Whenever a line in the data contains "PROTOCOLS", show that line.
· · ·
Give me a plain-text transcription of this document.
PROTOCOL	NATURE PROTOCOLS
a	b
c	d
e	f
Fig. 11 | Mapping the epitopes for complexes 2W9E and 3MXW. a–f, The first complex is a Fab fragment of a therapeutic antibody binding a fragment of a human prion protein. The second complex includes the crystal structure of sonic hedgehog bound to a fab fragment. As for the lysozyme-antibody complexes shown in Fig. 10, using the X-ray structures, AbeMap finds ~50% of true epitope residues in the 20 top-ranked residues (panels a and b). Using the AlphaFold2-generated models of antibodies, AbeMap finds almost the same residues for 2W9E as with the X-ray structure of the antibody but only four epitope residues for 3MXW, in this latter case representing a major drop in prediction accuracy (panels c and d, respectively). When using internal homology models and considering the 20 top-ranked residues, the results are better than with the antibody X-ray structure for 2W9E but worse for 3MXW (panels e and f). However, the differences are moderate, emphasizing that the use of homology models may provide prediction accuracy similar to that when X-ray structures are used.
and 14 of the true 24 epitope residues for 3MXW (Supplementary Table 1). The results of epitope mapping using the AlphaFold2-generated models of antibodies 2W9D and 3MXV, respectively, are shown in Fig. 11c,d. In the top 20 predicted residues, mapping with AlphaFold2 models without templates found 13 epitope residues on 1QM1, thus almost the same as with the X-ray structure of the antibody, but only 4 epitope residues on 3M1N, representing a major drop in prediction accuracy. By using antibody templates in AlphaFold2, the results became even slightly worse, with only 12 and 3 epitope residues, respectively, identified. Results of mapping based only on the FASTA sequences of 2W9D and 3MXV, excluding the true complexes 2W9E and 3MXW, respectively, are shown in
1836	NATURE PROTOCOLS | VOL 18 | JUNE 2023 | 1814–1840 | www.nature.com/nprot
· · ·
• **Task result**:
PROTOCOL	NATURE PROTOCOLS
1836	NATURE PROTOCOLS | VOL 18 | JUNE 2023 | 1814–1840 | www.nature.com/nprot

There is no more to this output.